But now I see ,when it first began ,,has she stopped it then ,and not accepted it for 10 yrs and Now she wants it stopped ?she could have maybe saved both of us a lot of pain .
So I have learned you don't take people as they are and then hope you can change them
,,it thats your plan my experience has taught me you are going to fail

Even God could not get my attention until he took It ALL
Now he has my attention ,
but just the wife ,or the kids ,my health ,,little at a time was not getting to me ,,,I kept finding ways to get around him
But when he took it all ,,,and I had no choice but to listen
Now I know that voice anywhere ,,,He now has my full attention
I have learned a lot right from Him ,,you spend a lot of time at his feet when you get you caused this ,not Him .
I learned lots of deeper stuff ,the meat not the milk
Unconditional love ,but sometimes out of love ,our actions still have consequences ,if I get girl pregnant for instance ,I can pray all I want ,
and i can be forgiven ,,but that baby is still coming regardless
God can forgive me for my addictions ,,and being a bad husband
But what I sowed still come up ,,
He just give me the grace to be a man about it ,learn and become a better man from the experience .
and learn from my mistakes ,but that is why we have
Prophets ,Preachers and teachers ,apostles and evangelist
They teach us how to stay in Gods graces ,,,if all we needed to do is say Jesus
say that proves we know and believe in him ,,,well we wouldn't need any of those positions in Gods army ,that would just settle it all ...but it doesn't
we would not need all that instruction ,,,that was to save us from temptation ...I love how James puts it ,,don't blame it on God and say he did anything to you that was evil ,,,you did it to yourself ,
when you quit fleeing from the things he told you to ,now let the trial teach you something ,,when you make it through this ,next time you will know better
not so eager to ignore God ,,and do it your way again James 1:12 I paraphrased it of coarse ,but I know what my Father means now days very well .

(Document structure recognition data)
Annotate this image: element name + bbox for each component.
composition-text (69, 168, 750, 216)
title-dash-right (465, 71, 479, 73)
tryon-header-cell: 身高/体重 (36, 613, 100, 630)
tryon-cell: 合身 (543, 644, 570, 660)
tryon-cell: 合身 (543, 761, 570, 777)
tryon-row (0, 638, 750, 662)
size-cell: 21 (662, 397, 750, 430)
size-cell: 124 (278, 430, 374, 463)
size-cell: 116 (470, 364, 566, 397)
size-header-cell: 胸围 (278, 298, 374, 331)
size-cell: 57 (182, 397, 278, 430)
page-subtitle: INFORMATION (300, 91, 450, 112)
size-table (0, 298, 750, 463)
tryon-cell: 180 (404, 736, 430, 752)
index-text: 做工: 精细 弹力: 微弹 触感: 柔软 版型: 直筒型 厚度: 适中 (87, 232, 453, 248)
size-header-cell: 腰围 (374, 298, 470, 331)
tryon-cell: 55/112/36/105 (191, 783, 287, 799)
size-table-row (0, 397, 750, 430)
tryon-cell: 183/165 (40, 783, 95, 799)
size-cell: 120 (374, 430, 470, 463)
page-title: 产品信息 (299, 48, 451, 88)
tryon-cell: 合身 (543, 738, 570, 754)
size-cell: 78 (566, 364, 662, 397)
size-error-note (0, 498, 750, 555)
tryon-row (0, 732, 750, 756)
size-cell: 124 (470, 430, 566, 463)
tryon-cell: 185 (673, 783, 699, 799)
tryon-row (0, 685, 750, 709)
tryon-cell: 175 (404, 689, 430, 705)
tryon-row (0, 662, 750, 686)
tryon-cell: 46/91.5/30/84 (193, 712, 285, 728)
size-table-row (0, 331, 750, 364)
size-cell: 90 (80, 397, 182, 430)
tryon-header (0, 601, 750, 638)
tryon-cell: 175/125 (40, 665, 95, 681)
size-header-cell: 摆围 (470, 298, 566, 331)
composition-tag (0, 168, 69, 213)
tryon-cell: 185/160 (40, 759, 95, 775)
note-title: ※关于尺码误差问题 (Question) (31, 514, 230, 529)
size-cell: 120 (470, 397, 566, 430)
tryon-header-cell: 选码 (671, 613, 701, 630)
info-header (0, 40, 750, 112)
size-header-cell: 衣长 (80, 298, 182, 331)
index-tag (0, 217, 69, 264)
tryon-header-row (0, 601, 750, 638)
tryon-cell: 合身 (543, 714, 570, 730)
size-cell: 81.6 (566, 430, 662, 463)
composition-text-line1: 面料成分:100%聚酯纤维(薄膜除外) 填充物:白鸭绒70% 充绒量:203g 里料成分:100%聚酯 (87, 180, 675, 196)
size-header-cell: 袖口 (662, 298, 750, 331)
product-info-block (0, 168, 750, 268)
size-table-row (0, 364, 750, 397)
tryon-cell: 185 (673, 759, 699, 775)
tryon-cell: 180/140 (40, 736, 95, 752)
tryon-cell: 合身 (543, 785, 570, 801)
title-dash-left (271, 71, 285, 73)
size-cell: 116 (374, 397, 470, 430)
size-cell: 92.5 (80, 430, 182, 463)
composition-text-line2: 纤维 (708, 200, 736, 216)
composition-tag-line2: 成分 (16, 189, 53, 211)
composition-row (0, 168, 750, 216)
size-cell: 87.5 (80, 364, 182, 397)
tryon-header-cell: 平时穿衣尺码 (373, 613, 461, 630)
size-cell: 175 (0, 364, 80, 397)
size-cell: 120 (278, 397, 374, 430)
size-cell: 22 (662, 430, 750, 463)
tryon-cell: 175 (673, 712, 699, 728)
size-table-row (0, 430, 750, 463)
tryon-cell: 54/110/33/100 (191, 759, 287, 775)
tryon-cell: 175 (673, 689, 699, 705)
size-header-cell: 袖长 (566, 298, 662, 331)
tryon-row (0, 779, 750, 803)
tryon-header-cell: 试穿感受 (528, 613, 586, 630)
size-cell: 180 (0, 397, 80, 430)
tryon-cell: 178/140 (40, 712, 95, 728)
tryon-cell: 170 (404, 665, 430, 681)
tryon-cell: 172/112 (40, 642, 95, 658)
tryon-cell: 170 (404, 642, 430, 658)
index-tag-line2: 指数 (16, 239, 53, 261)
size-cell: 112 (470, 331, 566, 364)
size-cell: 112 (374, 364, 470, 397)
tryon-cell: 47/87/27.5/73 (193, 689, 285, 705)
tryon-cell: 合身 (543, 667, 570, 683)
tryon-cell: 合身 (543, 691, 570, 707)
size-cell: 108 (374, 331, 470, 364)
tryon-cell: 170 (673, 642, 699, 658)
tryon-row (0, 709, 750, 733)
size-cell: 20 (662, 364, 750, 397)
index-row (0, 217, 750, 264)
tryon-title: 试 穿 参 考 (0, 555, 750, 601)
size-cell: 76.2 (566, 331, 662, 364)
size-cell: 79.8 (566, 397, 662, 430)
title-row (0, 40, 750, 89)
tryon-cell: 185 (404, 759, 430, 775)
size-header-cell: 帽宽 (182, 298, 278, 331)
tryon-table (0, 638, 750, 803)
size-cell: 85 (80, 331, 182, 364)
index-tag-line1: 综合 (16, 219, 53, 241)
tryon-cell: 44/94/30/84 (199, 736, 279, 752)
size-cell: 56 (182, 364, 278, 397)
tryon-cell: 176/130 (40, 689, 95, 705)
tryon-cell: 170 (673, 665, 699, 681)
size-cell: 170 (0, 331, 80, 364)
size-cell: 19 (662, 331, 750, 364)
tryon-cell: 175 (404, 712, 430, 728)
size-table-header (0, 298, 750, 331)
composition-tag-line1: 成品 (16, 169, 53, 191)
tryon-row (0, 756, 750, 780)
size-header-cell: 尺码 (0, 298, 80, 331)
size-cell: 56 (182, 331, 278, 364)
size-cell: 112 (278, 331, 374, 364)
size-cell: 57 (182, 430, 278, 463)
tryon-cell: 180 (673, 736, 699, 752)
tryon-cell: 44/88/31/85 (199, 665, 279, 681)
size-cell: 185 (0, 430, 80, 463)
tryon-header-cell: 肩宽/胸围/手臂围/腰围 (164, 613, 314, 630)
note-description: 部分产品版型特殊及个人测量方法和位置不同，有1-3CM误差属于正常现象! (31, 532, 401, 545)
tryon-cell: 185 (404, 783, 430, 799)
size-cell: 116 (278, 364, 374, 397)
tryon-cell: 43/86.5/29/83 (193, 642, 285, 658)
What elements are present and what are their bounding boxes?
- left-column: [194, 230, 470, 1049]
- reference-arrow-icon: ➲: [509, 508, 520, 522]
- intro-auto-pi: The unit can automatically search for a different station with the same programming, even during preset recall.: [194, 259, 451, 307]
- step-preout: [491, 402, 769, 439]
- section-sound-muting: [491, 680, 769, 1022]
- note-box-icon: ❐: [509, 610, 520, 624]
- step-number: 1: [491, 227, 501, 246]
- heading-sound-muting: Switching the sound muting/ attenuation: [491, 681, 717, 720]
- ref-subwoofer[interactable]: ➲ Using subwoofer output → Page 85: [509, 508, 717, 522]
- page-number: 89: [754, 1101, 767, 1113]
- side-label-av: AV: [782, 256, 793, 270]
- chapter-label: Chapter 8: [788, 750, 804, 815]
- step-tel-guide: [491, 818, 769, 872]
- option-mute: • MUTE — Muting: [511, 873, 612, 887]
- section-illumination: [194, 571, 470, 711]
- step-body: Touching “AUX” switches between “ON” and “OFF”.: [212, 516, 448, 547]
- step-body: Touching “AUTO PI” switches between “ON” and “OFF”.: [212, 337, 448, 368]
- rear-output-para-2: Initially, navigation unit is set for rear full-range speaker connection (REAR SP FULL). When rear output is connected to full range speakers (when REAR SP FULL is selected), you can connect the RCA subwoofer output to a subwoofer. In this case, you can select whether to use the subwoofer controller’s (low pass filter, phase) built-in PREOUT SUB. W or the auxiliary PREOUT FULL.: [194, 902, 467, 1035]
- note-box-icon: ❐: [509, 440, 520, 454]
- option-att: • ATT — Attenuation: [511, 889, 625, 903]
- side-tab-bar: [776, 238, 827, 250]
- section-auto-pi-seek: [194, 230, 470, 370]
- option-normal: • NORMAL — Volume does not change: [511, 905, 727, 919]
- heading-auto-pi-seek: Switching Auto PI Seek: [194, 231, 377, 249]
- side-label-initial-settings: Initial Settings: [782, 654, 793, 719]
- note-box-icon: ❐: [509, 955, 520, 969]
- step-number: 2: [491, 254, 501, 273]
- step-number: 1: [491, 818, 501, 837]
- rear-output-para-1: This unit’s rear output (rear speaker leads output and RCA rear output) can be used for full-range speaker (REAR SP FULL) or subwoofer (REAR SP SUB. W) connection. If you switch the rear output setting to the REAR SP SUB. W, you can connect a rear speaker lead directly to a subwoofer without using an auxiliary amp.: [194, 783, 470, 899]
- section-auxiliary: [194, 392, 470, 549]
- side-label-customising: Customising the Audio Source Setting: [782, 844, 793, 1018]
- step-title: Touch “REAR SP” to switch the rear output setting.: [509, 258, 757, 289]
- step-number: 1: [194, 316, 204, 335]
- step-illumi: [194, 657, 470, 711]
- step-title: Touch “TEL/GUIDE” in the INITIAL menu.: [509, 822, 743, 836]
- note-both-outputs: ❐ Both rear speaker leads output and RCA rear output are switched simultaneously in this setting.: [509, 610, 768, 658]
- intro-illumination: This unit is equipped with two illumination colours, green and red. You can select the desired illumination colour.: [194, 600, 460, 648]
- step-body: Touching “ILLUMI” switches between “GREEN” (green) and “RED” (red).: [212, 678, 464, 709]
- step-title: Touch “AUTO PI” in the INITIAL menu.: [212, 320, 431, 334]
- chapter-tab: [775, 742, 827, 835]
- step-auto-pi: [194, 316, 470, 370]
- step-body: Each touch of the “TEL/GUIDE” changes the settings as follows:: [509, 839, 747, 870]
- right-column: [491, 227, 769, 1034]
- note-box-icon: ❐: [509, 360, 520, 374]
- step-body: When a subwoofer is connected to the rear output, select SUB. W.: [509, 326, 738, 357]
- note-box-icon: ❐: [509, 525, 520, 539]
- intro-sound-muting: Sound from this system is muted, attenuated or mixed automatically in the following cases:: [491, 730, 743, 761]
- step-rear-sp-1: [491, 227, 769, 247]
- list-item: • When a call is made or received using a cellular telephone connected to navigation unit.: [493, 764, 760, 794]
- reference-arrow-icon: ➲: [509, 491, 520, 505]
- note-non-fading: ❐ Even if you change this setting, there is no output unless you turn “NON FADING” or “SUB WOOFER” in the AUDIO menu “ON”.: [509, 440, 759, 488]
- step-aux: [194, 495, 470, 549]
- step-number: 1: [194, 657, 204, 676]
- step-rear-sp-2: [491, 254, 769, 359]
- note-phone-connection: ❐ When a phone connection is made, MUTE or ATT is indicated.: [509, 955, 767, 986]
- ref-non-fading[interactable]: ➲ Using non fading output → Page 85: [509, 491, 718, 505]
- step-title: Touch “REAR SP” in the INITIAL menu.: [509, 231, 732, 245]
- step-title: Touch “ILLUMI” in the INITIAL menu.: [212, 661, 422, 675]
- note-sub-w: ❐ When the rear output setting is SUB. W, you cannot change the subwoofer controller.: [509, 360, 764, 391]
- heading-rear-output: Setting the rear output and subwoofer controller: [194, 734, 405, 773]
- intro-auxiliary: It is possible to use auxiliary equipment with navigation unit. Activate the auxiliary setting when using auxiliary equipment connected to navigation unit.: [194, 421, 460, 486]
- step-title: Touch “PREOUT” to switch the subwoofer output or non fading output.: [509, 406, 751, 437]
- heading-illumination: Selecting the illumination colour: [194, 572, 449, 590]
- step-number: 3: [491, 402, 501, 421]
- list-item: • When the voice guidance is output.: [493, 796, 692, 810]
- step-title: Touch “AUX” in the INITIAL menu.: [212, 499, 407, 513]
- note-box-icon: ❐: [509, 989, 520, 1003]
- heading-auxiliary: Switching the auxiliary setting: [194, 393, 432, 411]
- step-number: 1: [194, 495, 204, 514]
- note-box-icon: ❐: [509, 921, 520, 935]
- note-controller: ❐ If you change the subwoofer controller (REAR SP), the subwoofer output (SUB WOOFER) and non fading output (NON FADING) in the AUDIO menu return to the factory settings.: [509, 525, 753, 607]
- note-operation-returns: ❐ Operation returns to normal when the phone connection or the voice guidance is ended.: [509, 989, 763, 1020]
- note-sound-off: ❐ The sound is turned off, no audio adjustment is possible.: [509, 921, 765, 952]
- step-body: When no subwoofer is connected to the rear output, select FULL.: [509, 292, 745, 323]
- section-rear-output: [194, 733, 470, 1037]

_What you will do_
1. List the positions in God's army named in the passage about learning from God.
2. Repeat the stretch of the passage about learning from God from "Even God could" through "this ,not Him .".
3. Which Bible verse does the passage about learning from God cite for its paraphrase?

_Responses by item number_
1. Prophets, Preachers, teachers, apostles, evangelist

2.
Even God could not get my attention until he took It ALL
Now he has my attention ,
but just the wife ,or the kids ,my health ,,little at a time was not getting to me ,,,I kept finding ways to get around him
But when he took it all ,,,and I had no choice but to listen
Now I know that voice anywhere ,,,He now has my full attention
I have learned a lot right from Him ,,you spend a lot of time at his feet when you get you caused this ,not Him .

3. James 1:12